>>>>

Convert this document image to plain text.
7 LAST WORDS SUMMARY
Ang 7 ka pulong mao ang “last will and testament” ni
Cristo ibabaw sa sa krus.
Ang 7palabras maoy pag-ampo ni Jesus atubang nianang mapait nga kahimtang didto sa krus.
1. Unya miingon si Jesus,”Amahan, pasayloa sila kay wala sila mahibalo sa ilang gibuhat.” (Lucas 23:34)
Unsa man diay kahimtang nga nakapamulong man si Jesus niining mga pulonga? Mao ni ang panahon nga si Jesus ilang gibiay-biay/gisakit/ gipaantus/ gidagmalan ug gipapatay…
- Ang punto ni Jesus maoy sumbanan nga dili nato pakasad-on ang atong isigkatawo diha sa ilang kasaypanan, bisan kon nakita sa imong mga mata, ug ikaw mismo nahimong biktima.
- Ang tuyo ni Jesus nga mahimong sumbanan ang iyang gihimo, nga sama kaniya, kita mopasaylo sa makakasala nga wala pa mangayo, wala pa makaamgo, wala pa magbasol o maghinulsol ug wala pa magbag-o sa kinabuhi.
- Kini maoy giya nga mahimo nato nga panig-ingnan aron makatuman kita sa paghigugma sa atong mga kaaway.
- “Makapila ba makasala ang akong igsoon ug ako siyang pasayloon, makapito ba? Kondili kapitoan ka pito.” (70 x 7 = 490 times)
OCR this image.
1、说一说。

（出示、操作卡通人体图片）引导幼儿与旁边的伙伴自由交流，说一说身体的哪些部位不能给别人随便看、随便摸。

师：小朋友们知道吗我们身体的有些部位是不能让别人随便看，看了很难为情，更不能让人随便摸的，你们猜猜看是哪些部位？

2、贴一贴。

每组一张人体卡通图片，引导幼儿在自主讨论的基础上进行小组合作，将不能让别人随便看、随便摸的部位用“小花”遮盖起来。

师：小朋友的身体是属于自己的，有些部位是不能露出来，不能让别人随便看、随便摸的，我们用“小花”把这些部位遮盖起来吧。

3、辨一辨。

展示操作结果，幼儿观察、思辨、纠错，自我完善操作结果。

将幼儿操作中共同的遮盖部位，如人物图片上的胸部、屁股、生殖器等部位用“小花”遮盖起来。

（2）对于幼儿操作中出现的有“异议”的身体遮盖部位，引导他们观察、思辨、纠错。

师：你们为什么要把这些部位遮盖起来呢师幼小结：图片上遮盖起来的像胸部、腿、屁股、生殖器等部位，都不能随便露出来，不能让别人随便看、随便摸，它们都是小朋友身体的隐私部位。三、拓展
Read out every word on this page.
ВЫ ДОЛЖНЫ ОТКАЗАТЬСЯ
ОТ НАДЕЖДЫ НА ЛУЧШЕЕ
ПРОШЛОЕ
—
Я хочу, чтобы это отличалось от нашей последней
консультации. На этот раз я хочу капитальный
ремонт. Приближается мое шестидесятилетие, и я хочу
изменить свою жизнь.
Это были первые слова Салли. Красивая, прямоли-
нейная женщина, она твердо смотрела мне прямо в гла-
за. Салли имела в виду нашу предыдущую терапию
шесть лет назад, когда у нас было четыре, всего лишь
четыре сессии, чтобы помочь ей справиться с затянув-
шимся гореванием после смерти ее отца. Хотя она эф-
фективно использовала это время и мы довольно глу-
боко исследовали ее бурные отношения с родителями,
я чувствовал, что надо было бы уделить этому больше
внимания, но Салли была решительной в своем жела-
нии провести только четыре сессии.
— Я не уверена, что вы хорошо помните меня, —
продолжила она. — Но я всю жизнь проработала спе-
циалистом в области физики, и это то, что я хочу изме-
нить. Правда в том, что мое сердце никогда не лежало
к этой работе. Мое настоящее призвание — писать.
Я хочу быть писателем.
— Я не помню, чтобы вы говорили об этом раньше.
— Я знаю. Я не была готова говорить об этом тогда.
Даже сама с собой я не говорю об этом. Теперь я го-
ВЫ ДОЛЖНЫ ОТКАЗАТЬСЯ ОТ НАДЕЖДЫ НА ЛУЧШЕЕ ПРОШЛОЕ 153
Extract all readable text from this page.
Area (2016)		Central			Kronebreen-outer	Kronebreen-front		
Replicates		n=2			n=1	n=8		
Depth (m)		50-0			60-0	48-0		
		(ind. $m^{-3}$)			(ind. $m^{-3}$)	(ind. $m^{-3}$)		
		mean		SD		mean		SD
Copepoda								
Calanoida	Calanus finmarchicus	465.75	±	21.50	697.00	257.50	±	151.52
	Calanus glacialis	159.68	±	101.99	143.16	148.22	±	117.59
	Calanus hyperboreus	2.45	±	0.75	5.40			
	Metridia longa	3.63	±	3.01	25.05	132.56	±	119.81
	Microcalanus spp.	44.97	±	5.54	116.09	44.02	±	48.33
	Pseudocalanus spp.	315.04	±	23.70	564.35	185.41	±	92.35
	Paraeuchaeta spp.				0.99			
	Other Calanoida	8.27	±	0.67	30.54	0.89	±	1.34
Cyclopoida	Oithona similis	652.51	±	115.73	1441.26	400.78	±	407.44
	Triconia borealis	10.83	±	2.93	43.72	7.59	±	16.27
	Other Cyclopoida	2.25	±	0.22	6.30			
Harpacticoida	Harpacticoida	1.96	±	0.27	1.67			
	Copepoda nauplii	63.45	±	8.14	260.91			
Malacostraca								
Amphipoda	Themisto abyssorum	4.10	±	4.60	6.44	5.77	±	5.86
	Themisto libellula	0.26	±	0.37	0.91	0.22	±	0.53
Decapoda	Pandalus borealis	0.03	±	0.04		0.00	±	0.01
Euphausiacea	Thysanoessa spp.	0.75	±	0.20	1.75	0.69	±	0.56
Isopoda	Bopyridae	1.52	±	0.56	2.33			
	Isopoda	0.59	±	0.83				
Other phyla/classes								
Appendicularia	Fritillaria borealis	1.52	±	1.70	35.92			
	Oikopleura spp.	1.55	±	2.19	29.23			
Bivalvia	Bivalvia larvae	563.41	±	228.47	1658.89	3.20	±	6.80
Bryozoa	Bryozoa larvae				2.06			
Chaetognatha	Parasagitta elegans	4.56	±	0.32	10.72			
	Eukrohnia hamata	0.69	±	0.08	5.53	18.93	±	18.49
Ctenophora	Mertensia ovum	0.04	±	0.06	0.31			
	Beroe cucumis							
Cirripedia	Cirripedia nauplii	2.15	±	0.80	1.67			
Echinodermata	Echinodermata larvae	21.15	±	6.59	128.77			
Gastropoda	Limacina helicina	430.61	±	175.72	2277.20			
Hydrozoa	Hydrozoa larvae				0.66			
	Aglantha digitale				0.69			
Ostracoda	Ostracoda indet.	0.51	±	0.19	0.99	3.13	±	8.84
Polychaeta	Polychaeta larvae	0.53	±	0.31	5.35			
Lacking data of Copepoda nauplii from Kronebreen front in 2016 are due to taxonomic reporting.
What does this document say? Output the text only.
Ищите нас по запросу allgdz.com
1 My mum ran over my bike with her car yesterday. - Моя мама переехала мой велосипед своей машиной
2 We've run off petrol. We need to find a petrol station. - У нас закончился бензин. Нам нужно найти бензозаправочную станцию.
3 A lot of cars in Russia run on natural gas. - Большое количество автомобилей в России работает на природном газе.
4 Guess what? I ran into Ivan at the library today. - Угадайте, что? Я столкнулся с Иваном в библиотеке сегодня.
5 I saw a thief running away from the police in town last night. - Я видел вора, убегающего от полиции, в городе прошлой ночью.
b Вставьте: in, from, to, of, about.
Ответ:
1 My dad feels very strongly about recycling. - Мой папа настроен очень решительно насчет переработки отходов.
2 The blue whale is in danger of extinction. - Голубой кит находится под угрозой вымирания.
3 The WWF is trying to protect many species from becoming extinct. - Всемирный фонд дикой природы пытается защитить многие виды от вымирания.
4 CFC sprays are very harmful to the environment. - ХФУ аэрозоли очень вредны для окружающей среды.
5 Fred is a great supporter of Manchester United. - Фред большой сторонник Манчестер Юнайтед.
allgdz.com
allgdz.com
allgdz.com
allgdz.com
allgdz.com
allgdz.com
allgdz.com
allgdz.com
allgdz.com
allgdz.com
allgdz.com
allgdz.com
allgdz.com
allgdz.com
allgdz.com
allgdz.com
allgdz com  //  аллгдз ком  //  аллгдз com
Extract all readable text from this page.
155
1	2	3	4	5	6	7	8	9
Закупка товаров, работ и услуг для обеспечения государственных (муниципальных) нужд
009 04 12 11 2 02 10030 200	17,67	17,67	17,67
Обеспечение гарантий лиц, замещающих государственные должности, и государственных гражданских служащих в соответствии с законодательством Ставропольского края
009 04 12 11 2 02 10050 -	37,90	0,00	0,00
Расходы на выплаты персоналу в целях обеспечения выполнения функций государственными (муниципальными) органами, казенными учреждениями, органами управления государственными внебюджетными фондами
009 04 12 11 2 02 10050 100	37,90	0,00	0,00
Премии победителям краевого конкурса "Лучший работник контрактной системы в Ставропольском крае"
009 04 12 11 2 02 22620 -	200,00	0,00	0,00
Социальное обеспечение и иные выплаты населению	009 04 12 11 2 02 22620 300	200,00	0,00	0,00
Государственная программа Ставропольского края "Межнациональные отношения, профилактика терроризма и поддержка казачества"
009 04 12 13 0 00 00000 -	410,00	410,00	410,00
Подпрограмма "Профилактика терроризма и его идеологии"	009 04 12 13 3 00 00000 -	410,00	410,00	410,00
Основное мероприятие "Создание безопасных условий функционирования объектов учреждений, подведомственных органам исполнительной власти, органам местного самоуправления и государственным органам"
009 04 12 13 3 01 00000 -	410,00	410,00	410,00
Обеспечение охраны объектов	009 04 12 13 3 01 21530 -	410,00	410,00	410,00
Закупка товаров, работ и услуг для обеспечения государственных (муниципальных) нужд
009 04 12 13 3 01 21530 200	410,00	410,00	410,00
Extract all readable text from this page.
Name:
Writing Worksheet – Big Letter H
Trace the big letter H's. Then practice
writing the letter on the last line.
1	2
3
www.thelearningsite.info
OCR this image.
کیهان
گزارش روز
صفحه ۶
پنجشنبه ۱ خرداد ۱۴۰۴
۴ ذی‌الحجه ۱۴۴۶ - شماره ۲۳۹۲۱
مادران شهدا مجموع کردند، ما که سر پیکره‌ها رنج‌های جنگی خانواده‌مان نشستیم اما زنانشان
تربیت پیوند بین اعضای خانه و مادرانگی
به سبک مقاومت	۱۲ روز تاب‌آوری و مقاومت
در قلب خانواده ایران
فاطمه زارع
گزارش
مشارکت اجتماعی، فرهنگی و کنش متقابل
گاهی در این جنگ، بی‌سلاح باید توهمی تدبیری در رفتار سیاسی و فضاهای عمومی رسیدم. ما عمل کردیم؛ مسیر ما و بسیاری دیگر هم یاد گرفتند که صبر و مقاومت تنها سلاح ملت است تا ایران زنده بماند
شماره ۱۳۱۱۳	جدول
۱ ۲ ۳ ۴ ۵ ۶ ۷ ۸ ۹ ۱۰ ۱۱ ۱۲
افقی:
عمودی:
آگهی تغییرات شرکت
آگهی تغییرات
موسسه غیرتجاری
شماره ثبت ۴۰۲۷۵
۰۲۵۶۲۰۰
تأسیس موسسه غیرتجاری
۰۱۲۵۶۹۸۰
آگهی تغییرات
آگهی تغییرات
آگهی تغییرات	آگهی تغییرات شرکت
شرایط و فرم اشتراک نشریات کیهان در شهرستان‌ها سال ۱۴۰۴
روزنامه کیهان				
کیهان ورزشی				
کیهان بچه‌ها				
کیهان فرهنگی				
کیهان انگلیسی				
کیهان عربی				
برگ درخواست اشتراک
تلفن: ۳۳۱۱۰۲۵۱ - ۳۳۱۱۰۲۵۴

<<<<

## Short task
Copy every line that includes the string "вымирания" from the material above.

## Answer to the problem
2 The blue whale is in danger of extinction. - Голубой кит находится под угрозой вымирания.
3 The WWF is trying to protect many species from becoming extinct. - Всемирный фонд дикой природы пытается защитить многие виды от вымирания.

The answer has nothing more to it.